- _Stated goal_
Find the string "Луначарского" in the records. Copy every line it appears in.

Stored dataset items

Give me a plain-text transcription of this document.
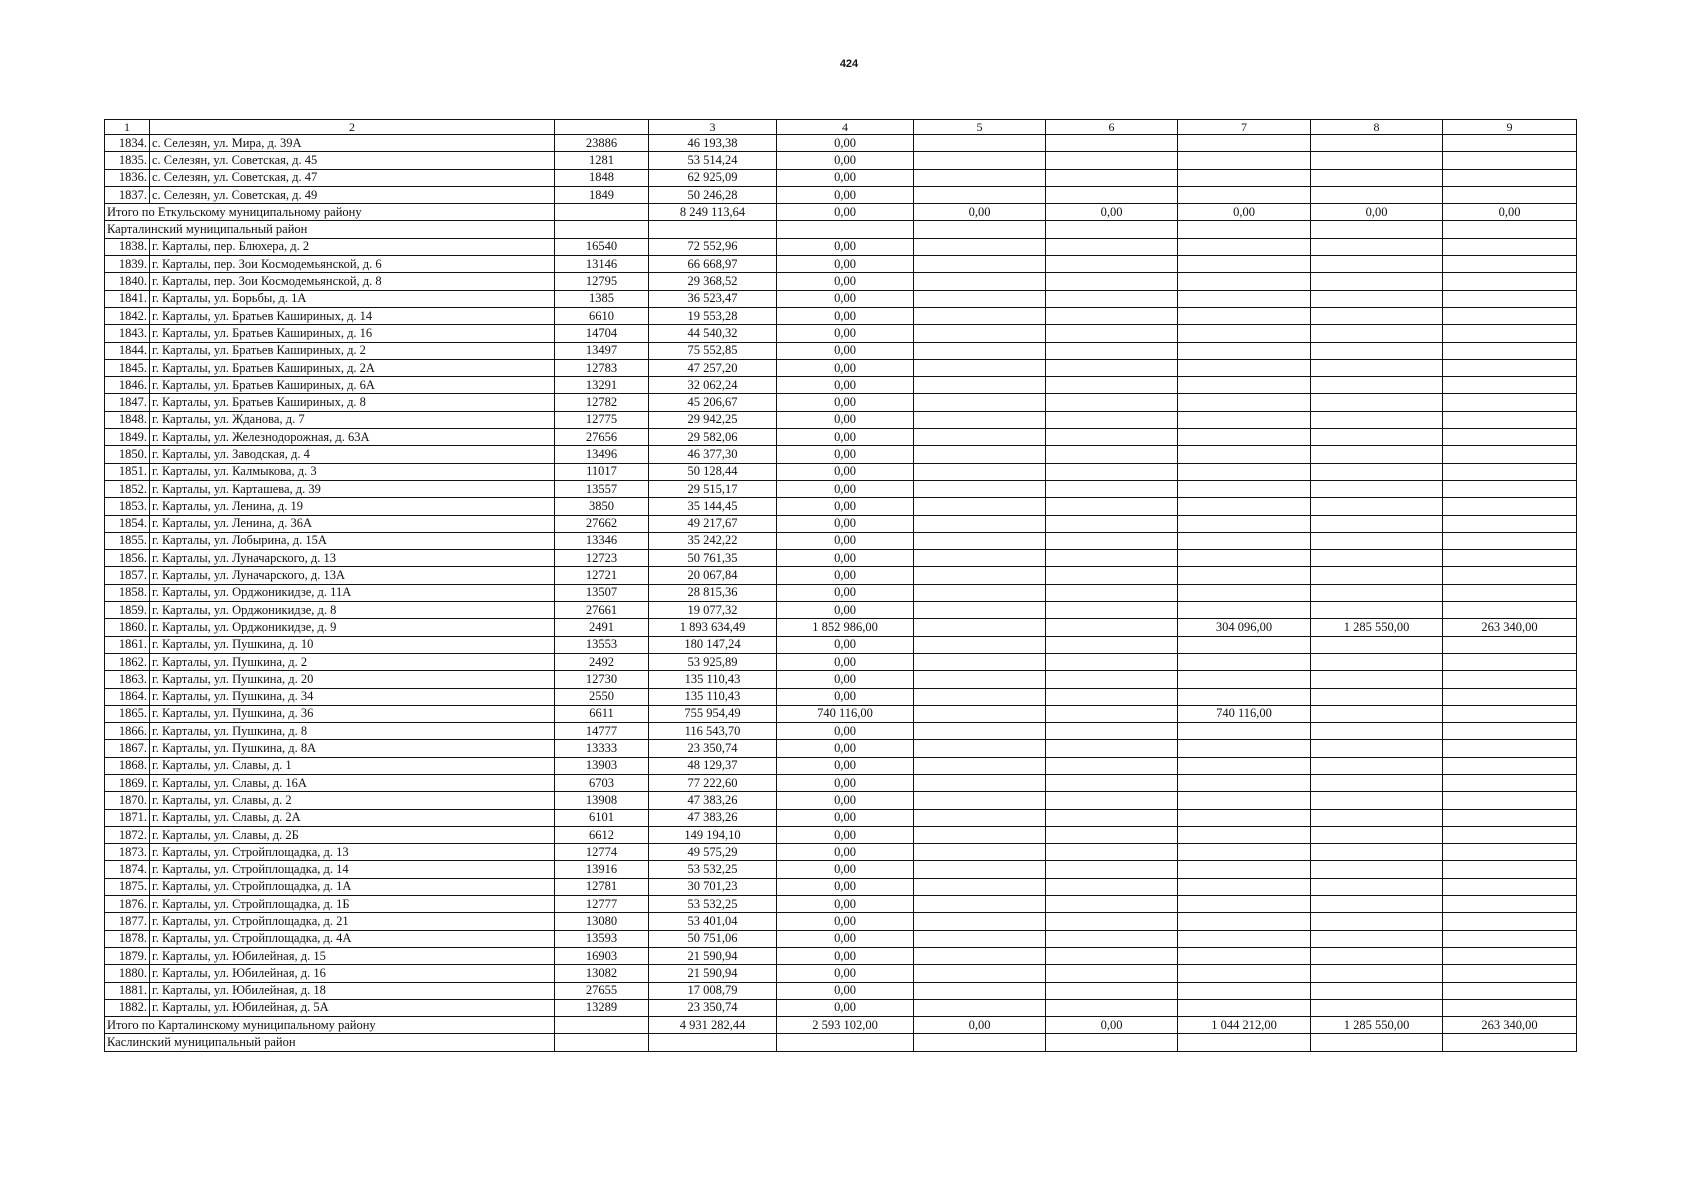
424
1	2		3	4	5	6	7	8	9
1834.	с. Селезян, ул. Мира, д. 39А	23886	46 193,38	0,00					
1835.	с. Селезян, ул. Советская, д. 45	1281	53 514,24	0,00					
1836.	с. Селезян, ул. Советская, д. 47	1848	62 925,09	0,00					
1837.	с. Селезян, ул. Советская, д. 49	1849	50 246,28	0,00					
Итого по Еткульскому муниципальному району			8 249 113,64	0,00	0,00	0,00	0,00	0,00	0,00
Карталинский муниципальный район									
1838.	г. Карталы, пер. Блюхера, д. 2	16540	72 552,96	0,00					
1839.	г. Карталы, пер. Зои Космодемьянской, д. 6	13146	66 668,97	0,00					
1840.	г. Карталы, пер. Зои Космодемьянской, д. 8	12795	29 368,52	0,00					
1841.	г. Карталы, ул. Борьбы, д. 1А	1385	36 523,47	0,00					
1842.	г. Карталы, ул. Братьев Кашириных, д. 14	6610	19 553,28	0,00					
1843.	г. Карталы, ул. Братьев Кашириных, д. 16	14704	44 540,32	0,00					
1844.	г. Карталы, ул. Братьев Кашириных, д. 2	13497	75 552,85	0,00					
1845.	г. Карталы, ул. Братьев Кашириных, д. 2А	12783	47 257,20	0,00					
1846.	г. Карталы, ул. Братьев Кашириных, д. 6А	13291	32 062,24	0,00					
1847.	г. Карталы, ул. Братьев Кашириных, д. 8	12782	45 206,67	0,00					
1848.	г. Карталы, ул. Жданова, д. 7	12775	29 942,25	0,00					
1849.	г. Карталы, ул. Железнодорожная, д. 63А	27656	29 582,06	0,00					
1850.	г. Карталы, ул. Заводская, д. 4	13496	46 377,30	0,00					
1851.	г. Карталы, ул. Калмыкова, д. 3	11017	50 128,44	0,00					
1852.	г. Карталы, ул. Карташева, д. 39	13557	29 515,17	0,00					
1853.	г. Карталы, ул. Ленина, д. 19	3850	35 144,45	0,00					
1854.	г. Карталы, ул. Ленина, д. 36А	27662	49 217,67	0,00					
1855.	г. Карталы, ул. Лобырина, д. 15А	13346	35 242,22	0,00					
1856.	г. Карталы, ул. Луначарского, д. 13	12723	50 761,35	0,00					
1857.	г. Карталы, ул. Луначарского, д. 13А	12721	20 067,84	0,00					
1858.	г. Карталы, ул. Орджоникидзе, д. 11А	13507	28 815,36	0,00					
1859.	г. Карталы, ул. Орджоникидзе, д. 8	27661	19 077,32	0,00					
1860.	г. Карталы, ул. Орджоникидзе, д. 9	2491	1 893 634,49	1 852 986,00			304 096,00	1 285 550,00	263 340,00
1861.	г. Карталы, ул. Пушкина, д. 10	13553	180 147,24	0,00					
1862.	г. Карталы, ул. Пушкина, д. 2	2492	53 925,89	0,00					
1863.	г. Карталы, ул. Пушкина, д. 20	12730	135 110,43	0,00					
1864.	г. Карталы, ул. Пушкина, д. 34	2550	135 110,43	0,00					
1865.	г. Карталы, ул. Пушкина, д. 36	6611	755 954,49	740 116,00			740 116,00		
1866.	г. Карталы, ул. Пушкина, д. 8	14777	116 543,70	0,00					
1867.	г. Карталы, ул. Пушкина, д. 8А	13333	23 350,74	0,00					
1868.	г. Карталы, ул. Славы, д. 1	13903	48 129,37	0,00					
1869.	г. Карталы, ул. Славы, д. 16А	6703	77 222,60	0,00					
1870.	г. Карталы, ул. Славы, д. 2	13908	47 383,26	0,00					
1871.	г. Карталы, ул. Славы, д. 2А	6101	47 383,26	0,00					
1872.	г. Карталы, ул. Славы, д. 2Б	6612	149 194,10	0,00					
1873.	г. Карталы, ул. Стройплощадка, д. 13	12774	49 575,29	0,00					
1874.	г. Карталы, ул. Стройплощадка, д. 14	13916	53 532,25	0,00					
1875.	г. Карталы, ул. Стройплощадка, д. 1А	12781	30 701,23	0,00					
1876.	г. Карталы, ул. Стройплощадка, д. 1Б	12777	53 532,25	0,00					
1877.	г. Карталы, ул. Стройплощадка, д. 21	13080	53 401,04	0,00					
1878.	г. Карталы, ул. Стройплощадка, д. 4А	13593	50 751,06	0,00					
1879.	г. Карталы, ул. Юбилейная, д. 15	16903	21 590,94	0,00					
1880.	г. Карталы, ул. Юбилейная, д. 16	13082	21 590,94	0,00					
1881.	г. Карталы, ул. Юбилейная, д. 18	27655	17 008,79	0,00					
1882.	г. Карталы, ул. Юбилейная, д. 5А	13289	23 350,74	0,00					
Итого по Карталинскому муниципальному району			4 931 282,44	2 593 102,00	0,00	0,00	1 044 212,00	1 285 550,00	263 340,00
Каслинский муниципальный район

- _Output for this task_
1856.	г. Карталы, ул. Луначарского, д. 13	12723	50 761,35	0,00					
1857.	г. Карталы, ул. Луначарского, д. 13А	12721	20 067,84	0,00					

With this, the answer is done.